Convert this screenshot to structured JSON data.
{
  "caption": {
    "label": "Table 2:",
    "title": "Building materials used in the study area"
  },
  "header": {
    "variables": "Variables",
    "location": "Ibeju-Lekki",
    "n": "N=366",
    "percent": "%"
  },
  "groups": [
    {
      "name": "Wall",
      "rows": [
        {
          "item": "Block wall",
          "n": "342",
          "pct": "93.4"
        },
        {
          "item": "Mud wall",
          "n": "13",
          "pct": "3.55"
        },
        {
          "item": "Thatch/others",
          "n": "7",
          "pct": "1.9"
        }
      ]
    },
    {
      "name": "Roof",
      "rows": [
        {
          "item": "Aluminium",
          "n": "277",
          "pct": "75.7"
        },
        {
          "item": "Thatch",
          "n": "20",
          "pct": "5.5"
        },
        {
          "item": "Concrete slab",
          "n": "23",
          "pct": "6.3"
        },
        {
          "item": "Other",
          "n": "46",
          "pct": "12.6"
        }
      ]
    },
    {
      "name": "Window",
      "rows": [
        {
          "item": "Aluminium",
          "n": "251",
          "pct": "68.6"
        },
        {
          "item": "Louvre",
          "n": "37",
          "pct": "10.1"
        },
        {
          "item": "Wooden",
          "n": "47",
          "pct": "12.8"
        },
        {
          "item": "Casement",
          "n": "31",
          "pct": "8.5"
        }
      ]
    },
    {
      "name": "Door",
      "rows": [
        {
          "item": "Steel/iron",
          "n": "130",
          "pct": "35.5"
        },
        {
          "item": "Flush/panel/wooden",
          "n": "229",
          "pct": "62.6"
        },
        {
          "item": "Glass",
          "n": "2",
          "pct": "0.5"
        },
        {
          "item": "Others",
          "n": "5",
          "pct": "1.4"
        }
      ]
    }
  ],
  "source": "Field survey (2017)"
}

========================================

▸ **DIRECTIONS FOR THIS TASK**
Search the preceding listing for "name" and extract every line where it is found.

▸ **REPLY**
      "name": "Wall",
      "name": "Roof",
      "name": "Window",
      "name": "Door",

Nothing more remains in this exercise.